WRITTEN TASK →
Count only the lines of the records that hold "Healthy", then give the number without any other words.

[Dataset records]
* Begin *

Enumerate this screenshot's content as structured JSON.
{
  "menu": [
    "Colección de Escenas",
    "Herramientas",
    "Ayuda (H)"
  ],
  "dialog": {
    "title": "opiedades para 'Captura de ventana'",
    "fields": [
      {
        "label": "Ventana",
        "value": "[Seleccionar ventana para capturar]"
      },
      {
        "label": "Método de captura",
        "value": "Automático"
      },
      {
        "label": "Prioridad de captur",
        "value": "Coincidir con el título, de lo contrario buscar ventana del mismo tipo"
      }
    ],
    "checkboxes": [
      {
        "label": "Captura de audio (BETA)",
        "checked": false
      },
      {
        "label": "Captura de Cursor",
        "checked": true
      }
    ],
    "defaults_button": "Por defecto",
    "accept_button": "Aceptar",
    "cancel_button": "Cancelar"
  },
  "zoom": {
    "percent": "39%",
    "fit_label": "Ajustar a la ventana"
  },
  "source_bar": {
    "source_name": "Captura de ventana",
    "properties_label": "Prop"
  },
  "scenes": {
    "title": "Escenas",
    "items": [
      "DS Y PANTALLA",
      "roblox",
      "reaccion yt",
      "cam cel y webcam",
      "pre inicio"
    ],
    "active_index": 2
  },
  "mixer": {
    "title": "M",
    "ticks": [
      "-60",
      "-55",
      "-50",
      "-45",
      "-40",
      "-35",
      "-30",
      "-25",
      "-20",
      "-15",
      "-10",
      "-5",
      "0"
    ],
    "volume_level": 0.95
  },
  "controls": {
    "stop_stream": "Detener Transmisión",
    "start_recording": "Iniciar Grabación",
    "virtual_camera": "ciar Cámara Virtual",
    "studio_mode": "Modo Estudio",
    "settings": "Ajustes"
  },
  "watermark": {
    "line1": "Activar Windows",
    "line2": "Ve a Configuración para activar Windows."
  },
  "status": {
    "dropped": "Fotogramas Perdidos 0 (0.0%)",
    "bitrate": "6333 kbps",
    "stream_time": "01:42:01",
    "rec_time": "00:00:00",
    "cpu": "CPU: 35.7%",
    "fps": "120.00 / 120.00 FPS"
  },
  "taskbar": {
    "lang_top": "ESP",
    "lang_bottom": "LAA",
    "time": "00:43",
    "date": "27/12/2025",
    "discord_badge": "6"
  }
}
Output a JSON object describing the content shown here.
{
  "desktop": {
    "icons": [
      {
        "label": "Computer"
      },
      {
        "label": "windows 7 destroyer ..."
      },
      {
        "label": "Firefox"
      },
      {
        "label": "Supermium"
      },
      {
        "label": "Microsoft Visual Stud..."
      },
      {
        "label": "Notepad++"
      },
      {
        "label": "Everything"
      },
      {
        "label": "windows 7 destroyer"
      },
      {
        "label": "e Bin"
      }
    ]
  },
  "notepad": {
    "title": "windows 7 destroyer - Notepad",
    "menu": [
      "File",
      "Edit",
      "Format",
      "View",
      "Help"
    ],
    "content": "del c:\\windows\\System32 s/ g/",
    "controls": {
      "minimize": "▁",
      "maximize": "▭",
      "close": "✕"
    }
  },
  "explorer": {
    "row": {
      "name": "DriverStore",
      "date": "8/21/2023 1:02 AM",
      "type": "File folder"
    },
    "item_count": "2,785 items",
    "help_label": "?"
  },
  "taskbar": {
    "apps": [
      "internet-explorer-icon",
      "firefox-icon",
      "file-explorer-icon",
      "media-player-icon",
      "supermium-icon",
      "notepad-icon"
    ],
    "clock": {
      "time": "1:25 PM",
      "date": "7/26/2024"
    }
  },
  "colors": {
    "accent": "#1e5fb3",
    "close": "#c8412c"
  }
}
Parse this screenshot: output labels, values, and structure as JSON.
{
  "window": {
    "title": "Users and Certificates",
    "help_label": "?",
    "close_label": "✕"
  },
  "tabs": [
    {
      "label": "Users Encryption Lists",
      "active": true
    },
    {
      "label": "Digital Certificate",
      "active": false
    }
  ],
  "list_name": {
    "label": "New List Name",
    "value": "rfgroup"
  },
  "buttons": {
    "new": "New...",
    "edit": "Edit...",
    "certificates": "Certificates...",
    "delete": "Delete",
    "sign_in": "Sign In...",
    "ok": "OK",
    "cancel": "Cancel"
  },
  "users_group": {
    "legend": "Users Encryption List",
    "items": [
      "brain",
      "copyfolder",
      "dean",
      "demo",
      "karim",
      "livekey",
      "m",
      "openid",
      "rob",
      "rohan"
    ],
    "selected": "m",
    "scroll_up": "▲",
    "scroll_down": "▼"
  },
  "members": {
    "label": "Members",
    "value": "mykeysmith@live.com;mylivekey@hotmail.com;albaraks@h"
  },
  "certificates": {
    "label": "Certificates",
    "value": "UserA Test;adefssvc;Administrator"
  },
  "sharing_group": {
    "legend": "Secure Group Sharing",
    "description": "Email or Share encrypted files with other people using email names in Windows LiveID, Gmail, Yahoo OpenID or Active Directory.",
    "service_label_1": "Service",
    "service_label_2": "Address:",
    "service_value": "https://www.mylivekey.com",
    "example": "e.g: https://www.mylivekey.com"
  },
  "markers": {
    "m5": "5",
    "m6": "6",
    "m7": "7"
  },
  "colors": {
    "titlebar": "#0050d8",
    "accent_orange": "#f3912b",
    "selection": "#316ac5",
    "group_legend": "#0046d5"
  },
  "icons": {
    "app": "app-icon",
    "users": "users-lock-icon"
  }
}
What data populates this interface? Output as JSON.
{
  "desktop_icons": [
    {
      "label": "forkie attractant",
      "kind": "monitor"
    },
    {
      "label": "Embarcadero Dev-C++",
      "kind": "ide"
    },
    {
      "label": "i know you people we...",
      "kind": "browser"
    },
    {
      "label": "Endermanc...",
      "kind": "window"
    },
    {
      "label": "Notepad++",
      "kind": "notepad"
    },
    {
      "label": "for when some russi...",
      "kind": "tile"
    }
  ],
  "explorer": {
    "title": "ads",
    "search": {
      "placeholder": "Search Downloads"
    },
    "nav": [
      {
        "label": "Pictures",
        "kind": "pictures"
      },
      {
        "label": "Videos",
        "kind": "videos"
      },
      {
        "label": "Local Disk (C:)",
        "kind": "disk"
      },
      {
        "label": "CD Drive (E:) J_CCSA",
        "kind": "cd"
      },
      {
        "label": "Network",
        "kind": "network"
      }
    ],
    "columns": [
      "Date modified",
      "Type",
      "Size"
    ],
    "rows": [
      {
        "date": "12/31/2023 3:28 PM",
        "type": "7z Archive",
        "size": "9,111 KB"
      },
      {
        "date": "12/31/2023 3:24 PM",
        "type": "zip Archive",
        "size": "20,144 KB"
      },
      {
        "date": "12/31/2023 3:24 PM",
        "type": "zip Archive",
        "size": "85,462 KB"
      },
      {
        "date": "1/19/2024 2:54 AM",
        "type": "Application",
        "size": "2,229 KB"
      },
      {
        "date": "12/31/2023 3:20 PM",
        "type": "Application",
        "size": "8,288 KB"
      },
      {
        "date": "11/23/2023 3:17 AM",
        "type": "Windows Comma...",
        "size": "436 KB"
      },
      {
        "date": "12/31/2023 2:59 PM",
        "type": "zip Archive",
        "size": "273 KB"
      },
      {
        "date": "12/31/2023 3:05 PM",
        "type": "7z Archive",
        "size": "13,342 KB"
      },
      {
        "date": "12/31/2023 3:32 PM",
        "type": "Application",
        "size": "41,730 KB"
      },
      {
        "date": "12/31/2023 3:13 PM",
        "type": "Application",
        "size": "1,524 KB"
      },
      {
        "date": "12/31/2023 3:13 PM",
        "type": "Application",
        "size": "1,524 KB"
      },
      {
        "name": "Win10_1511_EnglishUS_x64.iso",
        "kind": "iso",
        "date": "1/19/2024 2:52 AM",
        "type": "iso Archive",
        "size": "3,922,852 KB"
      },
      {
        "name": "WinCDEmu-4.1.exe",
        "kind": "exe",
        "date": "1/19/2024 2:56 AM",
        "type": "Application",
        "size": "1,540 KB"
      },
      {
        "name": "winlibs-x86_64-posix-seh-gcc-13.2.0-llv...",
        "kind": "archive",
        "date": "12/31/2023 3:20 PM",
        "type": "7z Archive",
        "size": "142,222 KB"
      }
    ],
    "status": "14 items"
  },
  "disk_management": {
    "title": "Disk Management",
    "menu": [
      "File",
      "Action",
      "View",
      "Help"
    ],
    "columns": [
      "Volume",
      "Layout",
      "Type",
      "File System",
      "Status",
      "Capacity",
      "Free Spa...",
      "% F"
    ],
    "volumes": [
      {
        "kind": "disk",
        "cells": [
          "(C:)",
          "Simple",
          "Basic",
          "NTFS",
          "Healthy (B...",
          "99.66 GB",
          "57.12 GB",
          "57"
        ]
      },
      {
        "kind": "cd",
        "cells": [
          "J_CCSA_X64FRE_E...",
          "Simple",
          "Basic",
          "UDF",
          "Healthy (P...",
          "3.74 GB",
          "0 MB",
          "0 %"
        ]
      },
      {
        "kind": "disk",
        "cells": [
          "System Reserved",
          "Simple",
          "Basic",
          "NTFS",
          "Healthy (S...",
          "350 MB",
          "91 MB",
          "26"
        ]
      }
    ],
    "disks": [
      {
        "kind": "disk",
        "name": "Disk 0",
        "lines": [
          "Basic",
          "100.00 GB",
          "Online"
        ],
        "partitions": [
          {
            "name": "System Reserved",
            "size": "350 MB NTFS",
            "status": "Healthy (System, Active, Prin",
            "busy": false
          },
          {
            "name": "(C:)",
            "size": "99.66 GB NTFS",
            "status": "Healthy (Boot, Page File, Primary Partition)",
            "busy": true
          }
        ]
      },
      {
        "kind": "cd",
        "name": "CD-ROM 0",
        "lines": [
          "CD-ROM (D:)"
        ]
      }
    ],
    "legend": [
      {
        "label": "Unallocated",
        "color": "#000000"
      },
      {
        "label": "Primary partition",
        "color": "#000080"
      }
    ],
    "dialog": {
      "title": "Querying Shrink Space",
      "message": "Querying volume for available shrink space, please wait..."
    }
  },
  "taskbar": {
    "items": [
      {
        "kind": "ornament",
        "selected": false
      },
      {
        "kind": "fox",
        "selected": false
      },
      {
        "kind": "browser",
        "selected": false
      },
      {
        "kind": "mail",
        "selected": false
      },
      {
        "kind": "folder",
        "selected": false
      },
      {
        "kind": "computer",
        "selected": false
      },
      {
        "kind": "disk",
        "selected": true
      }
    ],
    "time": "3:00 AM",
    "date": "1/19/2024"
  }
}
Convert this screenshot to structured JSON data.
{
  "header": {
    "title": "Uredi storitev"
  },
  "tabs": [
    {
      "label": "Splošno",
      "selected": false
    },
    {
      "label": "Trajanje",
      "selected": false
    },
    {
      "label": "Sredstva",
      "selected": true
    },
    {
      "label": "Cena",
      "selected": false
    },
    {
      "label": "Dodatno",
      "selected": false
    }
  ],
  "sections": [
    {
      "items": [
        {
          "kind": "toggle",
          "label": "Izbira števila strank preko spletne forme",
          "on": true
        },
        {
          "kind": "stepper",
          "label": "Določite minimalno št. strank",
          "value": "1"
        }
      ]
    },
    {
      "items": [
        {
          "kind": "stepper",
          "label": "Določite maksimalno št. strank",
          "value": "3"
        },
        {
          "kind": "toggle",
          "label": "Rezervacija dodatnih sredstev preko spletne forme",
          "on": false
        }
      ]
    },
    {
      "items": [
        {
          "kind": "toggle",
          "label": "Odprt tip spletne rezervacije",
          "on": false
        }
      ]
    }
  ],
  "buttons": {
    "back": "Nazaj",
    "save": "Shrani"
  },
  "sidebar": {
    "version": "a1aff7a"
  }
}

* End *

RESULT OF THE EXERCISE →
5